[Provided entries]
======
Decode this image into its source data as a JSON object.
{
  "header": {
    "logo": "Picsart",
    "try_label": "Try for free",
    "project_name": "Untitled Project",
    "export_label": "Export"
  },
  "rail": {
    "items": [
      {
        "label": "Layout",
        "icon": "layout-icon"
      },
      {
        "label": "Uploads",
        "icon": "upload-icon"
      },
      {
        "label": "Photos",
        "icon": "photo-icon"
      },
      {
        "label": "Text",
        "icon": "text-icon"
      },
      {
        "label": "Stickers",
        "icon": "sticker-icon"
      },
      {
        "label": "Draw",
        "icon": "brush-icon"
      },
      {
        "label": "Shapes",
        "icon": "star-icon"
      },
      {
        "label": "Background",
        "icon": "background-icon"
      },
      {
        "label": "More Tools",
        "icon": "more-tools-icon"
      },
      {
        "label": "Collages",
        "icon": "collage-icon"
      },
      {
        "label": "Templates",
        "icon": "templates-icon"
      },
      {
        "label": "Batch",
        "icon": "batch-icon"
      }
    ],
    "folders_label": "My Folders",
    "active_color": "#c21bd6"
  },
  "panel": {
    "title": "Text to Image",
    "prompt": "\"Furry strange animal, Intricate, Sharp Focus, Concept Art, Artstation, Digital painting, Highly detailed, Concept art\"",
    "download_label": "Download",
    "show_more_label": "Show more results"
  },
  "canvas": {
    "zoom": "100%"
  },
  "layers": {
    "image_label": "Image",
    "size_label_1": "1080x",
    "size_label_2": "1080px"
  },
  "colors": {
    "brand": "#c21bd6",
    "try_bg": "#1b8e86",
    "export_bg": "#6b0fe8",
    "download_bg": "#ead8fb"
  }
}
======
[Instruction]
Output every record above exactly as it appears.

[Written solution]
Decode this image into its source data as a JSON object.
{
  "header": {
    "logo": "Picsart",
    "try_label": "Try for free",
    "project_name": "Untitled Project",
    "export_label": "Export"
  },
  "rail": {
    "items": [
      {
        "label": "Layout",
        "icon": "layout-icon"
      },
      {
        "label": "Uploads",
        "icon": "upload-icon"
      },
      {
        "label": "Photos",
        "icon": "photo-icon"
      },
      {
        "label": "Text",
        "icon": "text-icon"
      },
      {
        "label": "Stickers",
        "icon": "sticker-icon"
      },
      {
        "label": "Draw",
        "icon": "brush-icon"
      },
      {
        "label": "Shapes",
        "icon": "star-icon"
      },
      {
        "label": "Background",
        "icon": "background-icon"
      },
      {
        "label": "More Tools",
        "icon": "more-tools-icon"
      },
      {
        "label": "Collages",
        "icon": "collage-icon"
      },
      {
        "label": "Templates",
        "icon": "templates-icon"
      },
      {
        "label": "Batch",
        "icon": "batch-icon"
      }
    ],
    "folders_label": "My Folders",
    "active_color": "#c21bd6"
  },
  "panel": {
    "title": "Text to Image",
    "prompt": "\"Furry strange animal, Intricate, Sharp Focus, Concept Art, Artstation, Digital painting, Highly detailed, Concept art\"",
    "download_label": "Download",
    "show_more_label": "Show more results"
  },
  "canvas": {
    "zoom": "100%"
  },
  "layers": {
    "image_label": "Image",
    "size_label_1": "1080x",
    "size_label_2": "1080px"
  },
  "colors": {
    "brand": "#c21bd6",
    "try_bg": "#1b8e86",
    "export_bg": "#6b0fe8",
    "download_bg": "#ead8fb"
  }
}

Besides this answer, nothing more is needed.